__REQUEST__:
Take the entries below and print all of them exactly, please.

# start of LISTED RECORDS

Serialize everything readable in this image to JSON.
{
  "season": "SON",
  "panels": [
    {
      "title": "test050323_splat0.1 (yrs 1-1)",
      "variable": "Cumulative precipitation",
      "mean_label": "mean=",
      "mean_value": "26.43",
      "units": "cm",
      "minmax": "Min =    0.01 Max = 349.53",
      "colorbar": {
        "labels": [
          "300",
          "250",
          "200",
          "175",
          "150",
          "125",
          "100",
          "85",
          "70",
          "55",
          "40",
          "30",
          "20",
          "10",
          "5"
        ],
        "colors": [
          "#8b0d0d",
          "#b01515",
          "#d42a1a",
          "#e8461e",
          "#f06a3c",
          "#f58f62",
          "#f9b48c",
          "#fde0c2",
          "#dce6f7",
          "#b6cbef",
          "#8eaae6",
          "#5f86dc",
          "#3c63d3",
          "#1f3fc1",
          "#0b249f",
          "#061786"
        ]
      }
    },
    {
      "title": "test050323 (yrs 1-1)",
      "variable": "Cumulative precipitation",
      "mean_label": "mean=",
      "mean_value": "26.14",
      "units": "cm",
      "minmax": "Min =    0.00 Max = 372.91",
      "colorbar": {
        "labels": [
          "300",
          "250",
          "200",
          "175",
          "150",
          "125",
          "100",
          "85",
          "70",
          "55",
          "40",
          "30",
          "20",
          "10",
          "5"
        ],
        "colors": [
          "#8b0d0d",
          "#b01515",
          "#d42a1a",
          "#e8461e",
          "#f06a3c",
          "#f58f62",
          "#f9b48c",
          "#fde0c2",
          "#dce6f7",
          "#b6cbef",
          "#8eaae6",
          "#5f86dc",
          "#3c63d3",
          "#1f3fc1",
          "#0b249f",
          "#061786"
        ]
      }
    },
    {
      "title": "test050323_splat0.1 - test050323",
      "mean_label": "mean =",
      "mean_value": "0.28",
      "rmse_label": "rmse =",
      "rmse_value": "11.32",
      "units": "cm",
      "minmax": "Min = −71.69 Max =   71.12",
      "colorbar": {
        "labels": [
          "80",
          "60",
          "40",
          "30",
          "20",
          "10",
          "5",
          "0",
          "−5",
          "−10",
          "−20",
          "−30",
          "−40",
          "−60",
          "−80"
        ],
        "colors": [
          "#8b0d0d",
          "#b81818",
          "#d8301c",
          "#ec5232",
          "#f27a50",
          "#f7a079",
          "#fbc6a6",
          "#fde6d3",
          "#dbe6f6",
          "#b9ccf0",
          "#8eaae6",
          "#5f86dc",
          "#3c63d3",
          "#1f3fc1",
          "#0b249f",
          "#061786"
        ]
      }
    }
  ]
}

# end of LISTED RECORDS

__ANSWER TO THE TASK__:
Serialize everything readable in this image to JSON.
{
  "season": "SON",
  "panels": [
    {
      "title": "test050323_splat0.1 (yrs 1-1)",
      "variable": "Cumulative precipitation",
      "mean_label": "mean=",
      "mean_value": "26.43",
      "units": "cm",
      "minmax": "Min =    0.01 Max = 349.53",
      "colorbar": {
        "labels": [
          "300",
          "250",
          "200",
          "175",
          "150",
          "125",
          "100",
          "85",
          "70",
          "55",
          "40",
          "30",
          "20",
          "10",
          "5"
        ],
        "colors": [
          "#8b0d0d",
          "#b01515",
          "#d42a1a",
          "#e8461e",
          "#f06a3c",
          "#f58f62",
          "#f9b48c",
          "#fde0c2",
          "#dce6f7",
          "#b6cbef",
          "#8eaae6",
          "#5f86dc",
          "#3c63d3",
          "#1f3fc1",
          "#0b249f",
          "#061786"
        ]
      }
    },
    {
      "title": "test050323 (yrs 1-1)",
      "variable": "Cumulative precipitation",
      "mean_label": "mean=",
      "mean_value": "26.14",
      "units": "cm",
      "minmax": "Min =    0.00 Max = 372.91",
      "colorbar": {
        "labels": [
          "300",
          "250",
          "200",
          "175",
          "150",
          "125",
          "100",
          "85",
          "70",
          "55",
          "40",
          "30",
          "20",
          "10",
          "5"
        ],
        "colors": [
          "#8b0d0d",
          "#b01515",
          "#d42a1a",
          "#e8461e",
          "#f06a3c",
          "#f58f62",
          "#f9b48c",
          "#fde0c2",
          "#dce6f7",
          "#b6cbef",
          "#8eaae6",
          "#5f86dc",
          "#3c63d3",
          "#1f3fc1",
          "#0b249f",
          "#061786"
        ]
      }
    },
    {
      "title": "test050323_splat0.1 - test050323",
      "mean_label": "mean =",
      "mean_value": "0.28",
      "rmse_label": "rmse =",
      "rmse_value": "11.32",
      "units": "cm",
      "minmax": "Min = −71.69 Max =   71.12",
      "colorbar": {
        "labels": [
          "80",
          "60",
          "40",
          "30",
          "20",
          "10",
          "5",
          "0",
          "−5",
          "−10",
          "−20",
          "−30",
          "−40",
          "−60",
          "−80"
        ],
        "colors": [
          "#8b0d0d",
          "#b81818",
          "#d8301c",
          "#ec5232",
          "#f27a50",
          "#f7a079",
          "#fbc6a6",
          "#fde6d3",
          "#dbe6f6",
          "#b9ccf0",
          "#8eaae6",
          "#5f86dc",
          "#3c63d3",
          "#1f3fc1",
          "#0b249f",
          "#061786"
        ]
      }
    }
  ]
}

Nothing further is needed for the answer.